# [EXERCISE TASK]
Type out the material below exactly.

# [DATA RECORDS]

________________

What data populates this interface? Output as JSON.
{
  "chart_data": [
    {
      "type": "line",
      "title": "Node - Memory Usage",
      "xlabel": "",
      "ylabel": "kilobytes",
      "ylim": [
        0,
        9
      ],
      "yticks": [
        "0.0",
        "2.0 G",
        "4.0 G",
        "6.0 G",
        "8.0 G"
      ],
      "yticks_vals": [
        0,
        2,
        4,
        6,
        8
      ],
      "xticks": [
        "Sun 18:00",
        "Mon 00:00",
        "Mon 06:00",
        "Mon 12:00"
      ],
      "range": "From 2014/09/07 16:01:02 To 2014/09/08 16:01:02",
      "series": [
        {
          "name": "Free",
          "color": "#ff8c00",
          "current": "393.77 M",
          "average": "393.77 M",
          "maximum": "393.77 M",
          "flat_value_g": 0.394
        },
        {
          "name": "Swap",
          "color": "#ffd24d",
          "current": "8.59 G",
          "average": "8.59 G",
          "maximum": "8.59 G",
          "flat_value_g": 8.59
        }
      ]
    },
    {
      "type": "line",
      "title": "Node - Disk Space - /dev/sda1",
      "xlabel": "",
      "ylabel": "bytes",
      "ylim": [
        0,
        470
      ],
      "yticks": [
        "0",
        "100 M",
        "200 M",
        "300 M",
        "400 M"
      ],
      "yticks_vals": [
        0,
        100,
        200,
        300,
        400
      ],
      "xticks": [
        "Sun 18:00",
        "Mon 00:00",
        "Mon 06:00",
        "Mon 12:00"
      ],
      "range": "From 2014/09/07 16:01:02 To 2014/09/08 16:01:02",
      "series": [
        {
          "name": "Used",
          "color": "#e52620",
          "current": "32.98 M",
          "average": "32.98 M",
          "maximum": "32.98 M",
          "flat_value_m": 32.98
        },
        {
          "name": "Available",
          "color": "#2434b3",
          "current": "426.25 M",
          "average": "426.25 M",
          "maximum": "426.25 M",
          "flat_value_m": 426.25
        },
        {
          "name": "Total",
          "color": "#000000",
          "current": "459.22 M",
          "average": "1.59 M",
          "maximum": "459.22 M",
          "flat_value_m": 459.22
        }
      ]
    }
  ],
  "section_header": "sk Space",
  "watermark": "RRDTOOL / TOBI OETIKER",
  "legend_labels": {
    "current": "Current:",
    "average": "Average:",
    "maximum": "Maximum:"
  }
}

________________

# [RESULT BELOW]
What data populates this interface? Output as JSON.
{
  "chart_data": [
    {
      "type": "line",
      "title": "Node - Memory Usage",
      "xlabel": "",
      "ylabel": "kilobytes",
      "ylim": [
        0,
        9
      ],
      "yticks": [
        "0.0",
        "2.0 G",
        "4.0 G",
        "6.0 G",
        "8.0 G"
      ],
      "yticks_vals": [
        0,
        2,
        4,
        6,
        8
      ],
      "xticks": [
        "Sun 18:00",
        "Mon 00:00",
        "Mon 06:00",
        "Mon 12:00"
      ],
      "range": "From 2014/09/07 16:01:02 To 2014/09/08 16:01:02",
      "series": [
        {
          "name": "Free",
          "color": "#ff8c00",
          "current": "393.77 M",
          "average": "393.77 M",
          "maximum": "393.77 M",
          "flat_value_g": 0.394
        },
        {
          "name": "Swap",
          "color": "#ffd24d",
          "current": "8.59 G",
          "average": "8.59 G",
          "maximum": "8.59 G",
          "flat_value_g": 8.59
        }
      ]
    },
    {
      "type": "line",
      "title": "Node - Disk Space - /dev/sda1",
      "xlabel": "",
      "ylabel": "bytes",
      "ylim": [
        0,
        470
      ],
      "yticks": [
        "0",
        "100 M",
        "200 M",
        "300 M",
        "400 M"
      ],
      "yticks_vals": [
        0,
        100,
        200,
        300,
        400
      ],
      "xticks": [
        "Sun 18:00",
        "Mon 00:00",
        "Mon 06:00",
        "Mon 12:00"
      ],
      "range": "From 2014/09/07 16:01:02 To 2014/09/08 16:01:02",
      "series": [
        {
          "name": "Used",
          "color": "#e52620",
          "current": "32.98 M",
          "average": "32.98 M",
          "maximum": "32.98 M",
          "flat_value_m": 32.98
        },
        {
          "name": "Available",
          "color": "#2434b3",
          "current": "426.25 M",
          "average": "426.25 M",
          "maximum": "426.25 M",
          "flat_value_m": 426.25
        },
        {
          "name": "Total",
          "color": "#000000",
          "current": "459.22 M",
          "average": "1.59 M",
          "maximum": "459.22 M",
          "flat_value_m": 459.22
        }
      ]
    }
  ],
  "section_header": "sk Space",
  "watermark": "RRDTOOL / TOBI OETIKER",
  "legend_labels": {
    "current": "Current:",
    "average": "Average:",
    "maximum": "Maximum:"
  }
}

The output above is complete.